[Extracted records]
□ □ □ □

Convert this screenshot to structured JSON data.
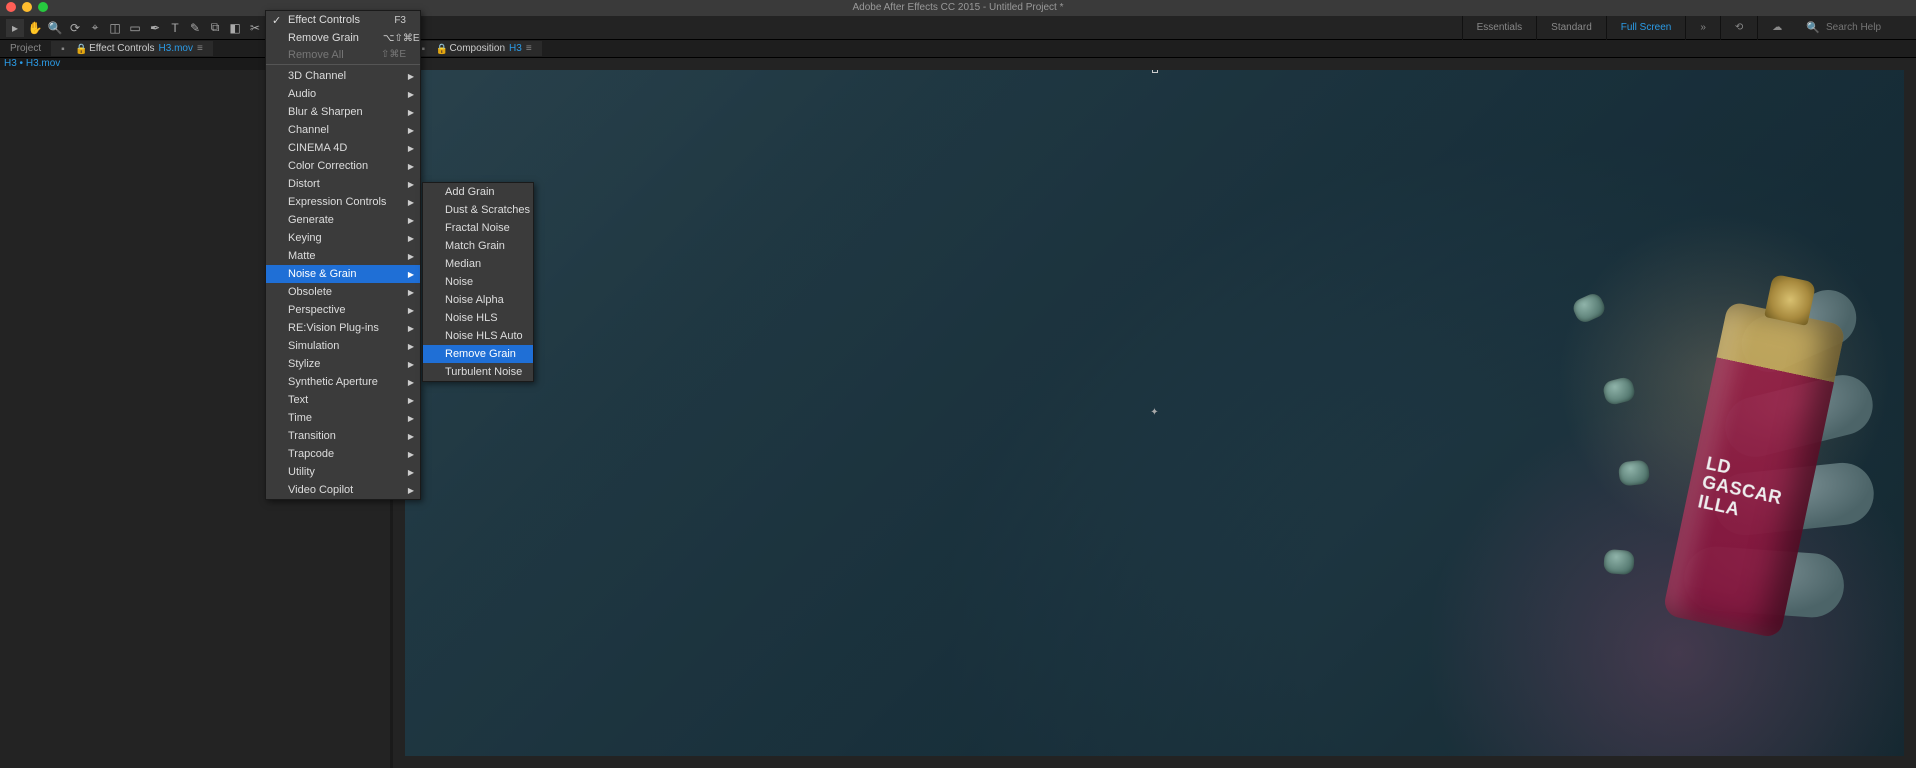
{
  "title_bar": "Adobe After Effects CC 2015 - Untitled Project *",
  "workspace": {
    "essentials": "Essentials",
    "standard": "Standard",
    "fullscreen": "Full Screen",
    "search_placeholder": "Search Help"
  },
  "panels": {
    "project_tab": "Project",
    "effect_controls_prefix": "Effect Controls",
    "effect_controls_target": "H3.mov",
    "breadcrumb": "H3 • H3.mov"
  },
  "comp": {
    "prefix": "Composition",
    "name": "H3"
  },
  "bottle_text": "LD\nGASCAR\nILLA",
  "effect_menu": {
    "items": [
      {
        "label": "Effect Controls",
        "shortcut": "F3",
        "checked": true
      },
      {
        "label": "Remove Grain",
        "shortcut": "⌥⇧⌘E",
        "sep_after": false
      },
      {
        "label": "Remove All",
        "shortcut": "⇧⌘E",
        "disabled": true,
        "sep_after": true
      },
      {
        "label": "3D Channel",
        "sub": true
      },
      {
        "label": "Audio",
        "sub": true
      },
      {
        "label": "Blur & Sharpen",
        "sub": true
      },
      {
        "label": "Channel",
        "sub": true
      },
      {
        "label": "CINEMA 4D",
        "sub": true
      },
      {
        "label": "Color Correction",
        "sub": true
      },
      {
        "label": "Distort",
        "sub": true
      },
      {
        "label": "Expression Controls",
        "sub": true
      },
      {
        "label": "Generate",
        "sub": true
      },
      {
        "label": "Keying",
        "sub": true
      },
      {
        "label": "Matte",
        "sub": true
      },
      {
        "label": "Noise & Grain",
        "sub": true,
        "highlight": true
      },
      {
        "label": "Obsolete",
        "sub": true
      },
      {
        "label": "Perspective",
        "sub": true
      },
      {
        "label": "RE:Vision Plug-ins",
        "sub": true
      },
      {
        "label": "Simulation",
        "sub": true
      },
      {
        "label": "Stylize",
        "sub": true
      },
      {
        "label": "Synthetic Aperture",
        "sub": true
      },
      {
        "label": "Text",
        "sub": true
      },
      {
        "label": "Time",
        "sub": true
      },
      {
        "label": "Transition",
        "sub": true
      },
      {
        "label": "Trapcode",
        "sub": true
      },
      {
        "label": "Utility",
        "sub": true
      },
      {
        "label": "Video Copilot",
        "sub": true
      }
    ]
  },
  "noise_grain_submenu": {
    "items": [
      {
        "label": "Add Grain"
      },
      {
        "label": "Dust & Scratches"
      },
      {
        "label": "Fractal Noise"
      },
      {
        "label": "Match Grain"
      },
      {
        "label": "Median"
      },
      {
        "label": "Noise"
      },
      {
        "label": "Noise Alpha"
      },
      {
        "label": "Noise HLS"
      },
      {
        "label": "Noise HLS Auto"
      },
      {
        "label": "Remove Grain",
        "highlight": true
      },
      {
        "label": "Turbulent Noise"
      }
    ]
  }
}
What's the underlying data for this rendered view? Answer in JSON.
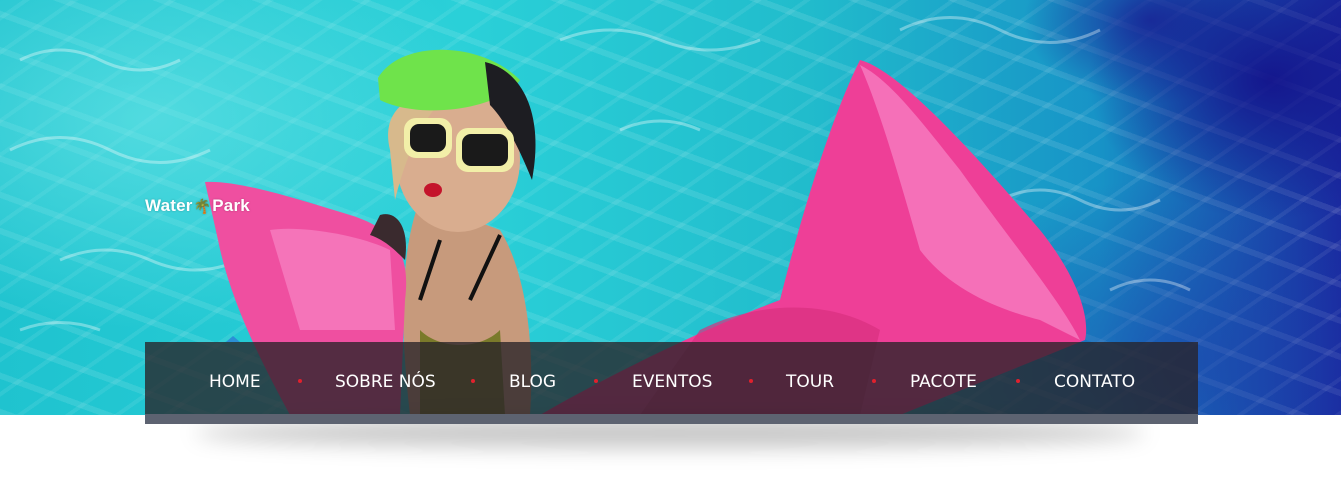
{
  "brand": {
    "logo_text_left": "Water",
    "logo_text_right": "Park"
  },
  "nav": {
    "items": [
      {
        "label": "HOME",
        "active": true
      },
      {
        "label": "SOBRE NÓS",
        "active": false
      },
      {
        "label": "BLOG",
        "active": false
      },
      {
        "label": "EVENTOS",
        "active": false
      },
      {
        "label": "TOUR",
        "active": false
      },
      {
        "label": "PACOTE",
        "active": false
      },
      {
        "label": "CONTATO",
        "active": false
      }
    ],
    "separator_color": "#e0212d",
    "active_indicator_color": "#2b8fd6"
  },
  "hero": {
    "image_name": "pool-woman-inflatable-hero"
  },
  "colors": {
    "nav_bg": "#2a2329",
    "nav_base": "#5d6371",
    "pool": "#22c6d2"
  }
}
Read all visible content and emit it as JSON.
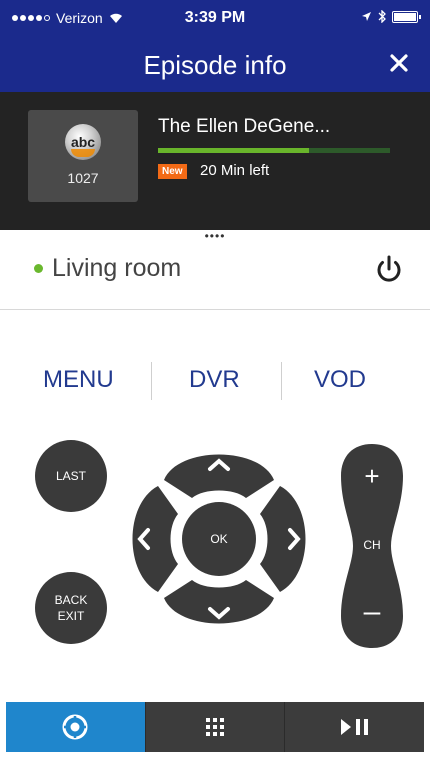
{
  "status_bar": {
    "carrier": "Verizon",
    "time": "3:39 PM"
  },
  "header": {
    "title": "Episode info",
    "close_icon": "close-icon"
  },
  "now_playing": {
    "network_logo_text": "abc",
    "channel_number": "1027",
    "title": "The Ellen DeGene...",
    "badge": "New",
    "time_left": "20 Min left",
    "progress_fraction": 0.65,
    "progress_color": "#69b52b"
  },
  "drag_handle": "••••",
  "room": {
    "name": "Living room",
    "status_color": "#6ab82e",
    "power_icon": "power-icon"
  },
  "menu": {
    "items": [
      {
        "label": "MENU"
      },
      {
        "label": "DVR"
      },
      {
        "label": "VOD"
      }
    ]
  },
  "remote": {
    "last_label": "LAST",
    "back_label_line1": "BACK",
    "back_label_line2": "EXIT",
    "ok_label": "OK",
    "ch_label": "CH",
    "ch_plus": "+",
    "ch_minus": "–",
    "dpad_icons": [
      "chevron-up-icon",
      "chevron-left-icon",
      "chevron-right-icon",
      "chevron-down-icon"
    ]
  },
  "tabs": [
    {
      "icon": "remote-control-icon",
      "active": true
    },
    {
      "icon": "keypad-icon",
      "active": false
    },
    {
      "icon": "play-pause-icon",
      "active": false
    }
  ],
  "colors": {
    "header_blue": "#1b2a8c",
    "menu_blue": "#223a8f",
    "active_tab": "#1f86cc",
    "new_badge": "#f36a16"
  }
}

□ □ □ □

TO DO >> Retype the whole listing exactly and leave the pictures out.

THE RESPONSE >>
Convert this screenshot to structured JSON data.
{
  "title_bar": "Adobe After Effects CC 2015 - Untitled Project *",
  "workspace": {
    "essentials": "Essentials",
    "standard": "Standard",
    "fullscreen": "Full Screen",
    "search_placeholder": "Search Help"
  },
  "panels": {
    "project_tab": "Project",
    "effect_controls_prefix": "Effect Controls",
    "effect_controls_target": "H3.mov",
    "breadcrumb": "H3 • H3.mov"
  },
  "comp": {
    "prefix": "Composition",
    "name": "H3"
  },
  "bottle_text": "LD\nGASCAR\nILLA",
  "effect_menu": {
    "items": [
      {
        "label": "Effect Controls",
        "shortcut": "F3",
        "checked": true
      },
      {
        "label": "Remove Grain",
        "shortcut": "⌥⇧⌘E",
        "sep_after": false
      },
      {
        "label": "Remove All",
        "shortcut": "⇧⌘E",
        "disabled": true,
        "sep_after": true
      },
      {
        "label": "3D Channel",
        "sub": true
      },
      {
        "label": "Audio",
        "sub": true
      },
      {
        "label": "Blur & Sharpen",
        "sub": true
      },
      {
        "label": "Channel",
        "sub": true
      },
      {
        "label": "CINEMA 4D",
        "sub": true
      },
      {
        "label": "Color Correction",
        "sub": true
      },
      {
        "label": "Distort",
        "sub": true
      },
      {
        "label": "Expression Controls",
        "sub": true
      },
      {
        "label": "Generate",
        "sub": true
      },
      {
        "label": "Keying",
        "sub": true
      },
      {
        "label": "Matte",
        "sub": true
      },
      {
        "label": "Noise & Grain",
        "sub": true,
        "highlight": true
      },
      {
        "label": "Obsolete",
        "sub": true
      },
      {
        "label": "Perspective",
        "sub": true
      },
      {
        "label": "RE:Vision Plug-ins",
        "sub": true
      },
      {
        "label": "Simulation",
        "sub": true
      },
      {
        "label": "Stylize",
        "sub": true
      },
      {
        "label": "Synthetic Aperture",
        "sub": true
      },
      {
        "label": "Text",
        "sub": true
      },
      {
        "label": "Time",
        "sub": true
      },
      {
        "label": "Transition",
        "sub": true
      },
      {
        "label": "Trapcode",
        "sub": true
      },
      {
        "label": "Utility",
        "sub": true
      },
      {
        "label": "Video Copilot",
        "sub": true
      }
    ]
  },
  "noise_grain_submenu": {
    "items": [
      {
        "label": "Add Grain"
      },
      {
        "label": "Dust & Scratches"
      },
      {
        "label": "Fractal Noise"
      },
      {
        "label": "Match Grain"
      },
      {
        "label": "Median"
      },
      {
        "label": "Noise"
      },
      {
        "label": "Noise Alpha"
      },
      {
        "label": "Noise HLS"
      },
      {
        "label": "Noise HLS Auto"
      },
      {
        "label": "Remove Grain",
        "highlight": true
      },
      {
        "label": "Turbulent Noise"
      }
    ]
  }
}
What's the underlying data for this rendered view? Answer in JSON.
{
  "brand": {
    "logo_text_left": "Water",
    "logo_text_right": "Park"
  },
  "nav": {
    "items": [
      {
        "label": "HOME",
        "active": true
      },
      {
        "label": "SOBRE NÓS",
        "active": false
      },
      {
        "label": "BLOG",
        "active": false
      },
      {
        "label": "EVENTOS",
        "active": false
      },
      {
        "label": "TOUR",
        "active": false
      },
      {
        "label": "PACOTE",
        "active": false
      },
      {
        "label": "CONTATO",
        "active": false
      }
    ],
    "separator_color": "#e0212d",
    "active_indicator_color": "#2b8fd6"
  },
  "hero": {
    "image_name": "pool-woman-inflatable-hero"
  },
  "colors": {
    "nav_bg": "#2a2329",
    "nav_base": "#5d6371",
    "pool": "#22c6d2"
  }
}
Read all visible content and emit it as JSON.
{
  "status_bar": {
    "carrier": "Verizon",
    "time": "3:39 PM"
  },
  "header": {
    "title": "Episode info",
    "close_icon": "close-icon"
  },
  "now_playing": {
    "network_logo_text": "abc",
    "channel_number": "1027",
    "title": "The Ellen DeGene...",
    "badge": "New",
    "time_left": "20 Min left",
    "progress_fraction": 0.65,
    "progress_color": "#69b52b"
  },
  "drag_handle": "••••",
  "room": {
    "name": "Living room",
    "status_color": "#6ab82e",
    "power_icon": "power-icon"
  },
  "menu": {
    "items": [
      {
        "label": "MENU"
      },
      {
        "label": "DVR"
      },
      {
        "label": "VOD"
      }
    ]
  },
  "remote": {
    "last_label": "LAST",
    "back_label_line1": "BACK",
    "back_label_line2": "EXIT",
    "ok_label": "OK",
    "ch_label": "CH",
    "ch_plus": "+",
    "ch_minus": "–",
    "dpad_icons": [
      "chevron-up-icon",
      "chevron-left-icon",
      "chevron-right-icon",
      "chevron-down-icon"
    ]
  },
  "tabs": [
    {
      "icon": "remote-control-icon",
      "active": true
    },
    {
      "icon": "keypad-icon",
      "active": false
    },
    {
      "icon": "play-pause-icon",
      "active": false
    }
  ],
  "colors": {
    "header_blue": "#1b2a8c",
    "menu_blue": "#223a8f",
    "active_tab": "#1f86cc",
    "new_badge": "#f36a16"
  }
}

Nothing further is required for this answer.